*Problem statement*: Would you return all of this data exactly, leaving nothing out?

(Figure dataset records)

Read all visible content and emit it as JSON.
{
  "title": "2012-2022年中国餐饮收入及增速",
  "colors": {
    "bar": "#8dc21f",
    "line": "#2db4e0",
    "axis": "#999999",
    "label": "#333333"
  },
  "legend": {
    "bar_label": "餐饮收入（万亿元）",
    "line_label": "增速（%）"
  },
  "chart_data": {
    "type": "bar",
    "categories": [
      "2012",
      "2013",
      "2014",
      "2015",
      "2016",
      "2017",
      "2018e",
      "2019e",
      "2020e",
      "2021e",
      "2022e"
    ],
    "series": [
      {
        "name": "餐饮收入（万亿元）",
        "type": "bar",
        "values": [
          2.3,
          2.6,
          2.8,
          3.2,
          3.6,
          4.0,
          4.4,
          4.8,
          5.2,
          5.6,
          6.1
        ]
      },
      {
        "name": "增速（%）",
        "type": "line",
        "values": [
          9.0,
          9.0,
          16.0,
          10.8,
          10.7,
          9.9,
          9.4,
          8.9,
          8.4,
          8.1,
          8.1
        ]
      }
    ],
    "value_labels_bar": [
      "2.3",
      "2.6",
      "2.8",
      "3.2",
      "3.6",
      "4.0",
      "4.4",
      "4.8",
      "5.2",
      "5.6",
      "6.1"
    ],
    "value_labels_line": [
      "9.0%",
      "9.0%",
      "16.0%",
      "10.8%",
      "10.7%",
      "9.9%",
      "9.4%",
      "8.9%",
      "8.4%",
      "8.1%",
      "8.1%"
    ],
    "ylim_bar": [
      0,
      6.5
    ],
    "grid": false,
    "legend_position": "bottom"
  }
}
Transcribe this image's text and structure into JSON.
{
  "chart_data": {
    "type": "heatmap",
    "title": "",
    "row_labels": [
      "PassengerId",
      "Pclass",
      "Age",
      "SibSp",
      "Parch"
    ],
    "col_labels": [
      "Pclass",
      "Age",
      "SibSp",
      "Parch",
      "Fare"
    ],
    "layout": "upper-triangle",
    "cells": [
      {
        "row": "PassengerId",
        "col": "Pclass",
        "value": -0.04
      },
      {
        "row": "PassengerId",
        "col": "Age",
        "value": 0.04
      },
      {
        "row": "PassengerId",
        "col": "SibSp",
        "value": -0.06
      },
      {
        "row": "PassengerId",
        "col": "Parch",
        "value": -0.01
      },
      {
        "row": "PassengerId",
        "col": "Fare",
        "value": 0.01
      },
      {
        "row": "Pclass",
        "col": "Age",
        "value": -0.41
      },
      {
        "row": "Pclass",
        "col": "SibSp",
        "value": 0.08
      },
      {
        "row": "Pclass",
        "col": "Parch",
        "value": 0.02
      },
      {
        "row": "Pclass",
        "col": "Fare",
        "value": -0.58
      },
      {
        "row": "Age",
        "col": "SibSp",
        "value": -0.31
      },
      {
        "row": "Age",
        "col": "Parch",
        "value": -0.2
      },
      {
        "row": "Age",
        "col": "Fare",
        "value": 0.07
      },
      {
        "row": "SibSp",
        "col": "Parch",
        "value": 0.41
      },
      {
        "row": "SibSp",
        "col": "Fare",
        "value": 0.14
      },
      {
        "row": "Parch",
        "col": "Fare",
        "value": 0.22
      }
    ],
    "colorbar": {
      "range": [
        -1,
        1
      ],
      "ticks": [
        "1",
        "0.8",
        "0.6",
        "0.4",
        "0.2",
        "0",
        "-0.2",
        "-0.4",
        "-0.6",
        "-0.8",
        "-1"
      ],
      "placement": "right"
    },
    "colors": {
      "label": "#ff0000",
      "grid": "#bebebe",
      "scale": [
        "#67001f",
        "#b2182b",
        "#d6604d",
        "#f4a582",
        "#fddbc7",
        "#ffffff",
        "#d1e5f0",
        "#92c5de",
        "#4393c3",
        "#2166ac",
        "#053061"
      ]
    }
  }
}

*Reply to the task*:
Read all visible content and emit it as JSON.
{
  "title": "2012-2022年中国餐饮收入及增速",
  "colors": {
    "bar": "#8dc21f",
    "line": "#2db4e0",
    "axis": "#999999",
    "label": "#333333"
  },
  "legend": {
    "bar_label": "餐饮收入（万亿元）",
    "line_label": "增速（%）"
  },
  "chart_data": {
    "type": "bar",
    "categories": [
      "2012",
      "2013",
      "2014",
      "2015",
      "2016",
      "2017",
      "2018e",
      "2019e",
      "2020e",
      "2021e",
      "2022e"
    ],
    "series": [
      {
        "name": "餐饮收入（万亿元）",
        "type": "bar",
        "values": [
          2.3,
          2.6,
          2.8,
          3.2,
          3.6,
          4.0,
          4.4,
          4.8,
          5.2,
          5.6,
          6.1
        ]
      },
      {
        "name": "增速（%）",
        "type": "line",
        "values": [
          9.0,
          9.0,
          16.0,
          10.8,
          10.7,
          9.9,
          9.4,
          8.9,
          8.4,
          8.1,
          8.1
        ]
      }
    ],
    "value_labels_bar": [
      "2.3",
      "2.6",
      "2.8",
      "3.2",
      "3.6",
      "4.0",
      "4.4",
      "4.8",
      "5.2",
      "5.6",
      "6.1"
    ],
    "value_labels_line": [
      "9.0%",
      "9.0%",
      "16.0%",
      "10.8%",
      "10.7%",
      "9.9%",
      "9.4%",
      "8.9%",
      "8.4%",
      "8.1%",
      "8.1%"
    ],
    "ylim_bar": [
      0,
      6.5
    ],
    "grid": false,
    "legend_position": "bottom"
  }
}
Transcribe this image's text and structure into JSON.
{
  "chart_data": {
    "type": "heatmap",
    "title": "",
    "row_labels": [
      "PassengerId",
      "Pclass",
      "Age",
      "SibSp",
      "Parch"
    ],
    "col_labels": [
      "Pclass",
      "Age",
      "SibSp",
      "Parch",
      "Fare"
    ],
    "layout": "upper-triangle",
    "cells": [
      {
        "row": "PassengerId",
        "col": "Pclass",
        "value": -0.04
      },
      {
        "row": "PassengerId",
        "col": "Age",
        "value": 0.04
      },
      {
        "row": "PassengerId",
        "col": "SibSp",
        "value": -0.06
      },
      {
        "row": "PassengerId",
        "col": "Parch",
        "value": -0.01
      },
      {
        "row": "PassengerId",
        "col": "Fare",
        "value": 0.01
      },
      {
        "row": "Pclass",
        "col": "Age",
        "value": -0.41
      },
      {
        "row": "Pclass",
        "col": "SibSp",
        "value": 0.08
      },
      {
        "row": "Pclass",
        "col": "Parch",
        "value": 0.02
      },
      {
        "row": "Pclass",
        "col": "Fare",
        "value": -0.58
      },
      {
        "row": "Age",
        "col": "SibSp",
        "value": -0.31
      },
      {
        "row": "Age",
        "col": "Parch",
        "value": -0.2
      },
      {
        "row": "Age",
        "col": "Fare",
        "value": 0.07
      },
      {
        "row": "SibSp",
        "col": "Parch",
        "value": 0.41
      },
      {
        "row": "SibSp",
        "col": "Fare",
        "value": 0.14
      },
      {
        "row": "Parch",
        "col": "Fare",
        "value": 0.22
      }
    ],
    "colorbar": {
      "range": [
        -1,
        1
      ],
      "ticks": [
        "1",
        "0.8",
        "0.6",
        "0.4",
        "0.2",
        "0",
        "-0.2",
        "-0.4",
        "-0.6",
        "-0.8",
        "-1"
      ],
      "placement": "right"
    },
    "colors": {
      "label": "#ff0000",
      "grid": "#bebebe",
      "scale": [
        "#67001f",
        "#b2182b",
        "#d6604d",
        "#f4a582",
        "#fddbc7",
        "#ffffff",
        "#d1e5f0",
        "#92c5de",
        "#4393c3",
        "#2166ac",
        "#053061"
      ]
    }
  }
}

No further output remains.